Collected data

● ● ● ●

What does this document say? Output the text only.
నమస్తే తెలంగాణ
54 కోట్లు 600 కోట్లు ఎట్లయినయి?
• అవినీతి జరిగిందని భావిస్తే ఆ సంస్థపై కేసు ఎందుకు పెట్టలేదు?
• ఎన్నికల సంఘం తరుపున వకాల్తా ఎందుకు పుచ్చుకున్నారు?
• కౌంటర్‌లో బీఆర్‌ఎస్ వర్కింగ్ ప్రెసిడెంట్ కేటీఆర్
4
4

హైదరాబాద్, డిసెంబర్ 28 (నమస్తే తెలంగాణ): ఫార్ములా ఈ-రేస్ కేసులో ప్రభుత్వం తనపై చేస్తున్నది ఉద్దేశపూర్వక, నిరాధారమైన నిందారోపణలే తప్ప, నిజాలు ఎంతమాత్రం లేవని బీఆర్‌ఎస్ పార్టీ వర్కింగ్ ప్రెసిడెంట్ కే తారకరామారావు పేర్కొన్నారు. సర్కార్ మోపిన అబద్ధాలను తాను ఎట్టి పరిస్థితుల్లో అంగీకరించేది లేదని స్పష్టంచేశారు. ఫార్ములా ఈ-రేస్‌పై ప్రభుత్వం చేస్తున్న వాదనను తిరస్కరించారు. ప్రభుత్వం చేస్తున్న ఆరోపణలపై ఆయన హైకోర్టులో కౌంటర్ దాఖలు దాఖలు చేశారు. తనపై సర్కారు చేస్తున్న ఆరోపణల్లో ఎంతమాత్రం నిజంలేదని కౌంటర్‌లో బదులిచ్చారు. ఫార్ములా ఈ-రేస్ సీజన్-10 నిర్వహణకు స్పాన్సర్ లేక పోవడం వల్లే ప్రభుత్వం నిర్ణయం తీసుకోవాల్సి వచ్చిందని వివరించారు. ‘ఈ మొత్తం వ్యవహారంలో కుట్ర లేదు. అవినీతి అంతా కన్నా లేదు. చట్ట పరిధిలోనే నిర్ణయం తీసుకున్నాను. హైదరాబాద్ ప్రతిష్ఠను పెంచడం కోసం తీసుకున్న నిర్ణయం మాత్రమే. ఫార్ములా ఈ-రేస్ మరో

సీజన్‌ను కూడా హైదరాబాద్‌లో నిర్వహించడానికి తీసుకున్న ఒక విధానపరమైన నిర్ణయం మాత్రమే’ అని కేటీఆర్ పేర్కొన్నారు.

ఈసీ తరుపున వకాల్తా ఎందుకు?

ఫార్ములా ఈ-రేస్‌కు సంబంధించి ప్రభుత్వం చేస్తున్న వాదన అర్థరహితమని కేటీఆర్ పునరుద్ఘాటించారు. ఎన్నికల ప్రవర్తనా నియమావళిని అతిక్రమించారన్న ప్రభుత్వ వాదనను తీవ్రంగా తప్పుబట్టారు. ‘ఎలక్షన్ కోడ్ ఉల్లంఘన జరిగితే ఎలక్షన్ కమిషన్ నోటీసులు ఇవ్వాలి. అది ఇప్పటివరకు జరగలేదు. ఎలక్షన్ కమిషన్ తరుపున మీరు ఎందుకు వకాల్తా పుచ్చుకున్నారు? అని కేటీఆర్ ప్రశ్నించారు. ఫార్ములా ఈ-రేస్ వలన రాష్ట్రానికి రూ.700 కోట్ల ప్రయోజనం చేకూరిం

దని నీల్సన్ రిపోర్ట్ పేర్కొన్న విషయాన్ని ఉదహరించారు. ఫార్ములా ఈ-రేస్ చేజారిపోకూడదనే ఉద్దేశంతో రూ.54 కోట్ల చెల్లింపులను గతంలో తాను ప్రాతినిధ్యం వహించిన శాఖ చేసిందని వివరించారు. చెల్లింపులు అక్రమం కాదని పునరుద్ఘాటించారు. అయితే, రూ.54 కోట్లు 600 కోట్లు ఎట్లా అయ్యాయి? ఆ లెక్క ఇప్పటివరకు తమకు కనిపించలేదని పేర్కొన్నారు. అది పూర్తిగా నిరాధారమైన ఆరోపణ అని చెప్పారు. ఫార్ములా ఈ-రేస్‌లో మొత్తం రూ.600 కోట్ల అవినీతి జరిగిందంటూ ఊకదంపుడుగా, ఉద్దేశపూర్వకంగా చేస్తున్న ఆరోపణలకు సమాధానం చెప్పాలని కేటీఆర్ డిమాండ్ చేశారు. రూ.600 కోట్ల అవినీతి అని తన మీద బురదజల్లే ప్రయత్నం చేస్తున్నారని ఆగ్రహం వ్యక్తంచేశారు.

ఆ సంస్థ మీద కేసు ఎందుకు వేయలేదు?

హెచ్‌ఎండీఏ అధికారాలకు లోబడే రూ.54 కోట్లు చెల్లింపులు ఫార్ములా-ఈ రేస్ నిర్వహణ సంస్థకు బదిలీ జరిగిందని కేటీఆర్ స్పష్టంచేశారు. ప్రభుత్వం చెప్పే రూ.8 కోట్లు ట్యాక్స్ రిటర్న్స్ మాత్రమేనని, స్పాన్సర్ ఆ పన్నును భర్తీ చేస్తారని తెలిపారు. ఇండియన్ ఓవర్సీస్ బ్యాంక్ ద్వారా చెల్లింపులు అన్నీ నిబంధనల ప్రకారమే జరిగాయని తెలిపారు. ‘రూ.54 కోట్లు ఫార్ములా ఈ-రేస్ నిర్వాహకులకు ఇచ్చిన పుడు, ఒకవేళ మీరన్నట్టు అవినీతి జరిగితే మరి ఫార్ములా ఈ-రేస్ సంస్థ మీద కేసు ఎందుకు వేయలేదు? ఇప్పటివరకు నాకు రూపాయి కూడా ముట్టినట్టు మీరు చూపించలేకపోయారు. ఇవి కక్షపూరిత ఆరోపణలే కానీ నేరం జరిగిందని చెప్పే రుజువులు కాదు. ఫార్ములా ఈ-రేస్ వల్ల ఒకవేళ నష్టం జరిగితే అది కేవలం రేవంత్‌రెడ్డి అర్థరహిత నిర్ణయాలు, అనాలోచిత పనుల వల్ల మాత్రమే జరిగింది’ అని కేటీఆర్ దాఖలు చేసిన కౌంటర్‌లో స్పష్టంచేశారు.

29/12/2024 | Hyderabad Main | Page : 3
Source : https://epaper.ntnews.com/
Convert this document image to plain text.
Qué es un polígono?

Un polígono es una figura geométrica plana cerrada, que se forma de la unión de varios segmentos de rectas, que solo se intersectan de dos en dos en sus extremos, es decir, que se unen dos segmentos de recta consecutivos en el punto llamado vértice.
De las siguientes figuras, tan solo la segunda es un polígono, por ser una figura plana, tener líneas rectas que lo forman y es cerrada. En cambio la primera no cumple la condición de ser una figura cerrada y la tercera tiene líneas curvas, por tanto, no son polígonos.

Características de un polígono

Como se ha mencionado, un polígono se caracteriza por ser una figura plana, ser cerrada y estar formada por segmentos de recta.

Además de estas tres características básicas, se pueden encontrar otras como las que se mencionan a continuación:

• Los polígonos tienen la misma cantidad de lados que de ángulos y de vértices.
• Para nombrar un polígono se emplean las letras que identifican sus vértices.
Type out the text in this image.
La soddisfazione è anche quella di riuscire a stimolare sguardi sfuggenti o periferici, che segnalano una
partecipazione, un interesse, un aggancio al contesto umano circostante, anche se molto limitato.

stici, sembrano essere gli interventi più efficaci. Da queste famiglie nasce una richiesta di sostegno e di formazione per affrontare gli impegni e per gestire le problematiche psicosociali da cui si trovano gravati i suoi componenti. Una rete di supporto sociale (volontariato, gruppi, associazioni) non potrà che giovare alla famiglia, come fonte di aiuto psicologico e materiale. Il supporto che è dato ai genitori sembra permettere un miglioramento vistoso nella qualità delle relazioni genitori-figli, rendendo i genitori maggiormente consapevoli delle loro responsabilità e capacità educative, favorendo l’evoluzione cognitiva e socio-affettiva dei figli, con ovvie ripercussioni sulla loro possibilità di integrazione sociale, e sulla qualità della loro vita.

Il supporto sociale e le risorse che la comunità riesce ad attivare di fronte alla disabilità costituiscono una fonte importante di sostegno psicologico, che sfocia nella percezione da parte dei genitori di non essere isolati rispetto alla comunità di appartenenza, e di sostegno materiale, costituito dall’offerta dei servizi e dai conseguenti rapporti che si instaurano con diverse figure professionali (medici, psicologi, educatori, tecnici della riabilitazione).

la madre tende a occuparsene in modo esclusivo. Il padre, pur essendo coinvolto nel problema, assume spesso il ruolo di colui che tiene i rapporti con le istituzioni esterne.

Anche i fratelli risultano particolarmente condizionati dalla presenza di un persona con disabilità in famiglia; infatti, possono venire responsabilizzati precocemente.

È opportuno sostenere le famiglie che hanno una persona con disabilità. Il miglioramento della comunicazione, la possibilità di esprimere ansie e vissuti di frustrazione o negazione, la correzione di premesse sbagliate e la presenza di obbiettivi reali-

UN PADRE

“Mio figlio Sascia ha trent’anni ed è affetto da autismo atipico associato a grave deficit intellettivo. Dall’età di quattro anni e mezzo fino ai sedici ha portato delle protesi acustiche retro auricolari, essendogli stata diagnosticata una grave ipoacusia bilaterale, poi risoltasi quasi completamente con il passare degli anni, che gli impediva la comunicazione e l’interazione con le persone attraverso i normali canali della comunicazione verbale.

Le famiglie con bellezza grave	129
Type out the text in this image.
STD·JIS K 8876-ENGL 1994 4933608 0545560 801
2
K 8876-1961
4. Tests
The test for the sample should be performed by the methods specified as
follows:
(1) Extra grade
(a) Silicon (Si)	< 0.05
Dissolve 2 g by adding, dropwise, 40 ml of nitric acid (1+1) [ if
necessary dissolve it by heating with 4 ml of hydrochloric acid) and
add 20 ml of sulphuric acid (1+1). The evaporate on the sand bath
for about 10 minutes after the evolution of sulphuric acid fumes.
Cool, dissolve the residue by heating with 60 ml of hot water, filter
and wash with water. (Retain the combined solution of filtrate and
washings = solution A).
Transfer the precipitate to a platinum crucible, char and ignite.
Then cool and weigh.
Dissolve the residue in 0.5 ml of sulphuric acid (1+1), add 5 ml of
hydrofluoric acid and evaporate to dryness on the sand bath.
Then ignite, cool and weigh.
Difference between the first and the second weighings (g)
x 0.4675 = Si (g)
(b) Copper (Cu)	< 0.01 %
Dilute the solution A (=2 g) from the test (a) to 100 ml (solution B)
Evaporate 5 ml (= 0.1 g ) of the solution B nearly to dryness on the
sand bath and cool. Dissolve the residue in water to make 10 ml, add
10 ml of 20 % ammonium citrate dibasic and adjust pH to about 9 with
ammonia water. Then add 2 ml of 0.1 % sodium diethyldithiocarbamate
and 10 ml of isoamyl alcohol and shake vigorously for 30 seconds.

● ● ● ●

Problem
In the entries above, count each line holding "residue" and report the total and nothing more.

Result below
3